**Your instructions**
Exactly as written, print each record in the listing.

**Entries shown**
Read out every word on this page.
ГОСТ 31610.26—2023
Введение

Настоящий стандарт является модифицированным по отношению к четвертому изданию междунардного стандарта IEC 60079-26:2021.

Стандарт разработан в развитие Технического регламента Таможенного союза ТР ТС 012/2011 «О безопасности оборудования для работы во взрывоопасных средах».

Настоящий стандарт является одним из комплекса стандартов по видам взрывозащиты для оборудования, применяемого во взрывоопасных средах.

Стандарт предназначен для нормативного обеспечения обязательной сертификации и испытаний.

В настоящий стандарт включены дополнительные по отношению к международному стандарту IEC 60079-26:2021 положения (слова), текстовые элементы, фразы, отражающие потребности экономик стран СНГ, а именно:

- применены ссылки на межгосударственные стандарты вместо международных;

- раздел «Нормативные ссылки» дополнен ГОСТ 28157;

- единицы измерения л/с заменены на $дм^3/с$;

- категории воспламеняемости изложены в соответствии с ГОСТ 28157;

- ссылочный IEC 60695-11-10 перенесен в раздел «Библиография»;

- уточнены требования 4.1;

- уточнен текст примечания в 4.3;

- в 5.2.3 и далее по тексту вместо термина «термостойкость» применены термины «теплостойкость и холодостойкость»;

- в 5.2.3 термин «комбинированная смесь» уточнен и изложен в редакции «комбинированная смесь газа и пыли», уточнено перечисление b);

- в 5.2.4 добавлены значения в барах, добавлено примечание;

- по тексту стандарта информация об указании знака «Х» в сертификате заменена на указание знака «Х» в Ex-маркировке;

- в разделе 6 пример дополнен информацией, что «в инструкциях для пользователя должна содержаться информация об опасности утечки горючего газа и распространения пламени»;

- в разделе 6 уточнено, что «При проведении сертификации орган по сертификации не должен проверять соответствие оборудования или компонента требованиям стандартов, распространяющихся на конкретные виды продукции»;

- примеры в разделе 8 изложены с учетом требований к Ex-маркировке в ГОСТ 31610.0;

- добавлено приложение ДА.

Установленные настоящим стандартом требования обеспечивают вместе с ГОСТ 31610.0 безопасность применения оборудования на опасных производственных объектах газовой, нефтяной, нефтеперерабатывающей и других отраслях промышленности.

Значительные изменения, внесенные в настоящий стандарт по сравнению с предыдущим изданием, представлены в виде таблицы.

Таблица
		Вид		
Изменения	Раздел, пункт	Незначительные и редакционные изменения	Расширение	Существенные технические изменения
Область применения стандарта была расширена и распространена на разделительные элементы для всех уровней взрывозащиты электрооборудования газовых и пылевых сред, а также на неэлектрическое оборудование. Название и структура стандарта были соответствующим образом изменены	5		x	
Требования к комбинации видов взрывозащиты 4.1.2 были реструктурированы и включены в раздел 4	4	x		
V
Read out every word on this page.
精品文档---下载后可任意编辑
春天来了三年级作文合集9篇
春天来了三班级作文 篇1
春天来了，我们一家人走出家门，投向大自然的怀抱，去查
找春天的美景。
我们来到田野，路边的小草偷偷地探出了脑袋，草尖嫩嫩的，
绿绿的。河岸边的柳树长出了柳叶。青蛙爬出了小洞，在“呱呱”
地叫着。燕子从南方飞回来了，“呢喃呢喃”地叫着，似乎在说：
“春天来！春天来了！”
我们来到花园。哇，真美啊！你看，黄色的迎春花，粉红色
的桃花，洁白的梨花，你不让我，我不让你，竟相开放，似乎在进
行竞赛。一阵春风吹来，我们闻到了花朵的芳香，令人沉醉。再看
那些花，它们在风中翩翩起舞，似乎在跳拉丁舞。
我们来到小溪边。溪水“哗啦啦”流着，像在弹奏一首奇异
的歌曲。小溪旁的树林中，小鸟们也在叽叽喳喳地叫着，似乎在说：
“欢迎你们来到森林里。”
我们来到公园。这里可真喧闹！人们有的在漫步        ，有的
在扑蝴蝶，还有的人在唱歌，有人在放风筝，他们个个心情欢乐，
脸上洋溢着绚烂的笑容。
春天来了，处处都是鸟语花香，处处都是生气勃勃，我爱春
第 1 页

**Problem solution**
Read out every word on this page.
ГОСТ 31610.26—2023
Введение

Настоящий стандарт является модифицированным по отношению к четвертому изданию междунардного стандарта IEC 60079-26:2021.

Стандарт разработан в развитие Технического регламента Таможенного союза ТР ТС 012/2011 «О безопасности оборудования для работы во взрывоопасных средах».

Настоящий стандарт является одним из комплекса стандартов по видам взрывозащиты для оборудования, применяемого во взрывоопасных средах.

Стандарт предназначен для нормативного обеспечения обязательной сертификации и испытаний.

В настоящий стандарт включены дополнительные по отношению к международному стандарту IEC 60079-26:2021 положения (слова), текстовые элементы, фразы, отражающие потребности экономик стран СНГ, а именно:

- применены ссылки на межгосударственные стандарты вместо международных;

- раздел «Нормативные ссылки» дополнен ГОСТ 28157;

- единицы измерения л/с заменены на $дм^3/с$;

- категории воспламеняемости изложены в соответствии с ГОСТ 28157;

- ссылочный IEC 60695-11-10 перенесен в раздел «Библиография»;

- уточнены требования 4.1;

- уточнен текст примечания в 4.3;

- в 5.2.3 и далее по тексту вместо термина «термостойкость» применены термины «теплостойкость и холодостойкость»;

- в 5.2.3 термин «комбинированная смесь» уточнен и изложен в редакции «комбинированная смесь газа и пыли», уточнено перечисление b);

- в 5.2.4 добавлены значения в барах, добавлено примечание;

- по тексту стандарта информация об указании знака «Х» в сертификате заменена на указание знака «Х» в Ex-маркировке;

- в разделе 6 пример дополнен информацией, что «в инструкциях для пользователя должна содержаться информация об опасности утечки горючего газа и распространения пламени»;

- в разделе 6 уточнено, что «При проведении сертификации орган по сертификации не должен проверять соответствие оборудования или компонента требованиям стандартов, распространяющихся на конкретные виды продукции»;

- примеры в разделе 8 изложены с учетом требований к Ex-маркировке в ГОСТ 31610.0;

- добавлено приложение ДА.

Установленные настоящим стандартом требования обеспечивают вместе с ГОСТ 31610.0 безопасность применения оборудования на опасных производственных объектах газовой, нефтяной, нефтеперерабатывающей и других отраслях промышленности.

Значительные изменения, внесенные в настоящий стандарт по сравнению с предыдущим изданием, представлены в виде таблицы.

Таблица
		Вид		
Изменения	Раздел, пункт	Незначительные и редакционные изменения	Расширение	Существенные технические изменения
Область применения стандарта была расширена и распространена на разделительные элементы для всех уровней взрывозащиты электрооборудования газовых и пылевых сред, а также на неэлектрическое оборудование. Название и структура стандарта были соответствующим образом изменены	5		x	
Требования к комбинации видов взрывозащиты 4.1.2 были реструктурированы и включены в раздел 4	4	x		
V
Read out every word on this page.
精品文档---下载后可任意编辑
春天来了三年级作文合集9篇
春天来了三班级作文 篇1
春天来了，我们一家人走出家门，投向大自然的怀抱，去查
找春天的美景。
我们来到田野，路边的小草偷偷地探出了脑袋，草尖嫩嫩的，
绿绿的。河岸边的柳树长出了柳叶。青蛙爬出了小洞，在“呱呱”
地叫着。燕子从南方飞回来了，“呢喃呢喃”地叫着，似乎在说：
“春天来！春天来了！”
我们来到花园。哇，真美啊！你看，黄色的迎春花，粉红色
的桃花，洁白的梨花，你不让我，我不让你，竟相开放，似乎在进
行竞赛。一阵春风吹来，我们闻到了花朵的芳香，令人沉醉。再看
那些花，它们在风中翩翩起舞，似乎在跳拉丁舞。
我们来到小溪边。溪水“哗啦啦”流着，像在弹奏一首奇异
的歌曲。小溪旁的树林中，小鸟们也在叽叽喳喳地叫着，似乎在说：
“欢迎你们来到森林里。”
我们来到公园。这里可真喧闹！人们有的在漫步        ，有的
在扑蝴蝶，还有的人在唱歌，有人在放风筝，他们个个心情欢乐，
脸上洋溢着绚烂的笑容。
春天来了，处处都是鸟语花香，处处都是生气勃勃，我爱春
第 1 页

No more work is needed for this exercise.